Please write out the material that follows, exactly as it stands.

• **Listing**
+ + + +
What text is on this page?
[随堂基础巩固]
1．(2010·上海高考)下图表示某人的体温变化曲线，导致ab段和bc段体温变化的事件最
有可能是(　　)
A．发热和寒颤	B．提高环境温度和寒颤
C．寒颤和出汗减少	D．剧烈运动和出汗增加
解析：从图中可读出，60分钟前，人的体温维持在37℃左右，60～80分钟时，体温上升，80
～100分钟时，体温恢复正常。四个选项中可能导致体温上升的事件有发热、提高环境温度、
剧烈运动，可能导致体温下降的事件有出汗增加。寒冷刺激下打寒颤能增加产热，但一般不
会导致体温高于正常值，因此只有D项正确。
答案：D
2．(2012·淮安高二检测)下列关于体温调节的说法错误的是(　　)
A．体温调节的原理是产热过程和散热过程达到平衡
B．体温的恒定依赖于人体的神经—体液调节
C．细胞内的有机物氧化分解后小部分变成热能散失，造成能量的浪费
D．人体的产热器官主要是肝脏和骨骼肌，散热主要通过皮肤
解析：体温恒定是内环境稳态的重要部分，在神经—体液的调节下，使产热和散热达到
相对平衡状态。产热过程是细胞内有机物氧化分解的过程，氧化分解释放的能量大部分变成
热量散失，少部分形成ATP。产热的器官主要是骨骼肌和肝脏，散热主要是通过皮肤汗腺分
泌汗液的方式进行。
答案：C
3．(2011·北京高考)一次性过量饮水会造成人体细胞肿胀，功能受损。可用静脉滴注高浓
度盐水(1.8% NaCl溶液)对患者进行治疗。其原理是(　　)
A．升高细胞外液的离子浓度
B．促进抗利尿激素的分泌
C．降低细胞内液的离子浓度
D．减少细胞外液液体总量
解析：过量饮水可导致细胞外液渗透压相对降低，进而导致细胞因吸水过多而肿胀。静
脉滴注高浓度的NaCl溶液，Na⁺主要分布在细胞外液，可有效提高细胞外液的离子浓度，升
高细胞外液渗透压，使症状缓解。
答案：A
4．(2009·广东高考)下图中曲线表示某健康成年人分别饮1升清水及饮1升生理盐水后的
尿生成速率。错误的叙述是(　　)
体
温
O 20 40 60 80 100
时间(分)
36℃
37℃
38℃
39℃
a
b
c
+ + + +
• **Output for this exercise**
What text is on this page?
[随堂基础巩固]
1．(2010·上海高考)下图表示某人的体温变化曲线，导致ab段和bc段体温变化的事件最
有可能是(　　)
A．发热和寒颤	B．提高环境温度和寒颤
C．寒颤和出汗减少	D．剧烈运动和出汗增加
解析：从图中可读出，60分钟前，人的体温维持在37℃左右，60～80分钟时，体温上升，80
～100分钟时，体温恢复正常。四个选项中可能导致体温上升的事件有发热、提高环境温度、
剧烈运动，可能导致体温下降的事件有出汗增加。寒冷刺激下打寒颤能增加产热，但一般不
会导致体温高于正常值，因此只有D项正确。
答案：D
2．(2012·淮安高二检测)下列关于体温调节的说法错误的是(　　)
A．体温调节的原理是产热过程和散热过程达到平衡
B．体温的恒定依赖于人体的神经—体液调节
C．细胞内的有机物氧化分解后小部分变成热能散失，造成能量的浪费
D．人体的产热器官主要是肝脏和骨骼肌，散热主要通过皮肤
解析：体温恒定是内环境稳态的重要部分，在神经—体液的调节下，使产热和散热达到
相对平衡状态。产热过程是细胞内有机物氧化分解的过程，氧化分解释放的能量大部分变成
热量散失，少部分形成ATP。产热的器官主要是骨骼肌和肝脏，散热主要是通过皮肤汗腺分
泌汗液的方式进行。
答案：C
3．(2011·北京高考)一次性过量饮水会造成人体细胞肿胀，功能受损。可用静脉滴注高浓
度盐水(1.8% NaCl溶液)对患者进行治疗。其原理是(　　)
A．升高细胞外液的离子浓度
B．促进抗利尿激素的分泌
C．降低细胞内液的离子浓度
D．减少细胞外液液体总量
解析：过量饮水可导致细胞外液渗透压相对降低，进而导致细胞因吸水过多而肿胀。静
脉滴注高浓度的NaCl溶液，Na⁺主要分布在细胞外液，可有效提高细胞外液的离子浓度，升
高细胞外液渗透压，使症状缓解。
答案：A
4．(2009·广东高考)下图中曲线表示某健康成年人分别饮1升清水及饮1升生理盐水后的
尿生成速率。错误的叙述是(　　)
体
温
O 20 40 60 80 100
时间(分)
36℃
37℃
38℃
39℃
a
b
c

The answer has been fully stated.